◆ YOUR TASK ◆
Gather every line below where "targets" appears.

◆ INPUT DATA ◆
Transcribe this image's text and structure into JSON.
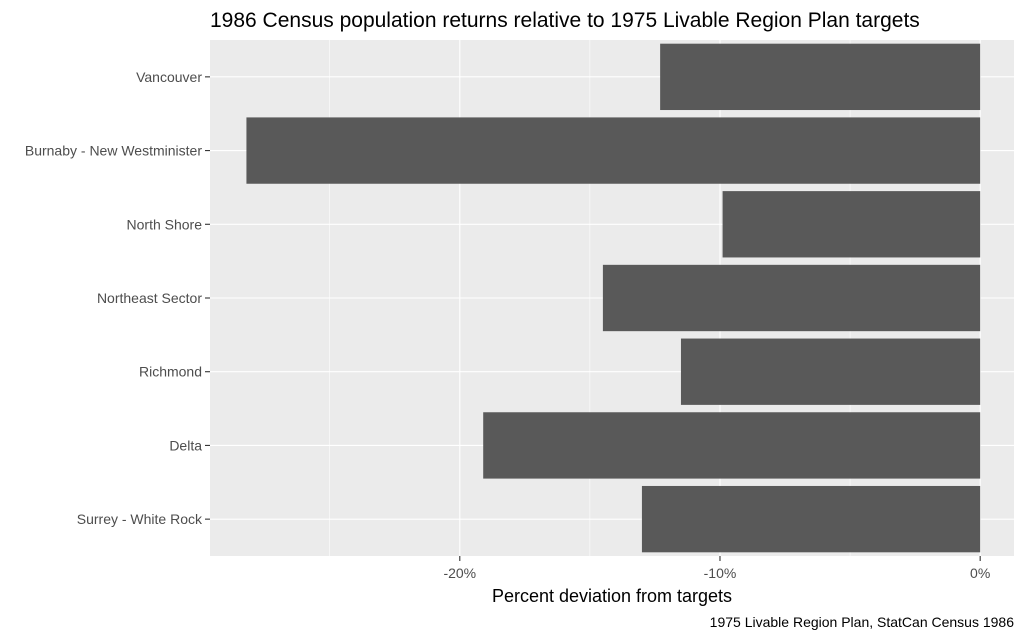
{
  "chart_data": {
    "type": "bar",
    "orientation": "horizontal",
    "title": "1986 Census population returns relative to 1975 Livable Region Plan targets",
    "xlabel": "Percent deviation from targets",
    "ylabel": "",
    "caption": "1975 Livable Region Plan, StatCan Census 1986",
    "categories": [
      "Vancouver",
      "Burnaby - New Westminister",
      "North Shore",
      "Northeast Sector",
      "Richmond",
      "Delta",
      "Surrey - White Rock"
    ],
    "values": [
      -12.3,
      -28.2,
      -9.9,
      -14.5,
      -11.5,
      -19.1,
      -13.0
    ],
    "xlim": [
      -29.6,
      1.3
    ],
    "xticks": [
      -20,
      -10,
      0
    ],
    "xtick_labels": [
      "-20%",
      "-10%",
      "0%"
    ],
    "xticks_minor": [
      -25,
      -15,
      -5
    ],
    "grid": true,
    "colors": {
      "bar": "#595959",
      "panel": "#ebebeb",
      "grid": "#ffffff"
    }
  }
}
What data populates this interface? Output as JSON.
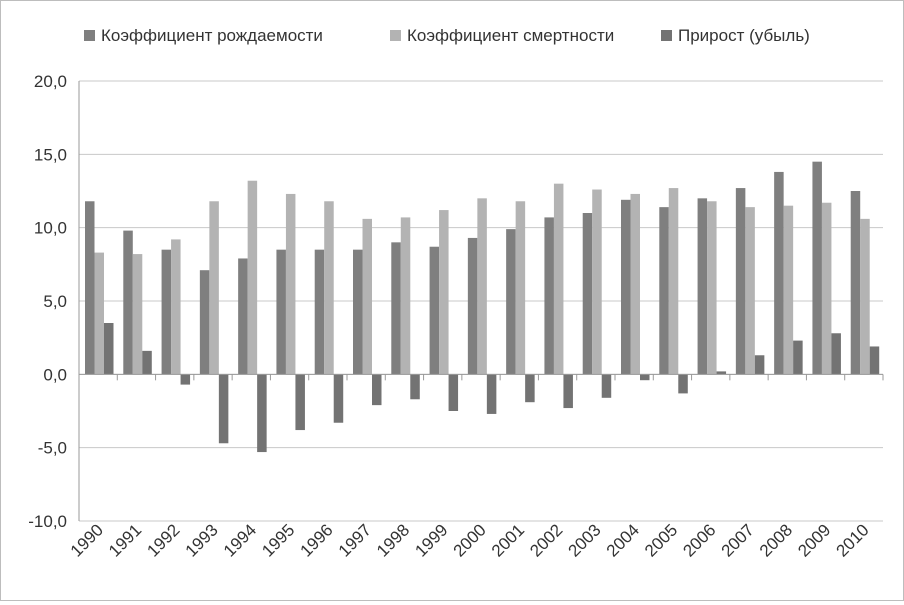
{
  "chart_data": {
    "type": "bar",
    "title": "",
    "xlabel": "",
    "ylabel": "",
    "categories": [
      "1990",
      "1991",
      "1992",
      "1993",
      "1994",
      "1995",
      "1996",
      "1997",
      "1998",
      "1999",
      "2000",
      "2001",
      "2002",
      "2003",
      "2004",
      "2005",
      "2006",
      "2007",
      "2008",
      "2009",
      "2010"
    ],
    "ylim": [
      -10,
      20
    ],
    "yticks": [
      "20,0",
      "15,0",
      "10,0",
      "5,0",
      "0,0",
      "-5,0",
      "-10,0"
    ],
    "grid": true,
    "legend_position": "top",
    "series": [
      {
        "name": "Коэффициент рождаемости",
        "color": "#7f7f7f",
        "values": [
          11.8,
          9.8,
          8.5,
          7.1,
          7.9,
          8.5,
          8.5,
          8.5,
          9.0,
          8.7,
          9.3,
          9.9,
          10.7,
          11.0,
          11.9,
          11.4,
          12.0,
          12.7,
          13.8,
          14.5,
          12.5
        ]
      },
      {
        "name": "Коэффициент смертности",
        "color": "#b3b3b3",
        "values": [
          8.3,
          8.2,
          9.2,
          11.8,
          13.2,
          12.3,
          11.8,
          10.6,
          10.7,
          11.2,
          12.0,
          11.8,
          13.0,
          12.6,
          12.3,
          12.7,
          11.8,
          11.4,
          11.5,
          11.7,
          10.6
        ]
      },
      {
        "name": "Прирост (убыль)",
        "color": "#737373",
        "values": [
          3.5,
          1.6,
          -0.7,
          -4.7,
          -5.3,
          -3.8,
          -3.3,
          -2.1,
          -1.7,
          -2.5,
          -2.7,
          -1.9,
          -2.3,
          -1.6,
          -0.4,
          -1.3,
          0.2,
          1.3,
          2.3,
          2.8,
          1.9
        ]
      }
    ]
  }
}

◆ ANSWER TO THE EXERCISE ◆
    "title": "1986 Census population returns relative to 1975 Livable Region Plan targets",
    "xlabel": "Percent deviation from targets",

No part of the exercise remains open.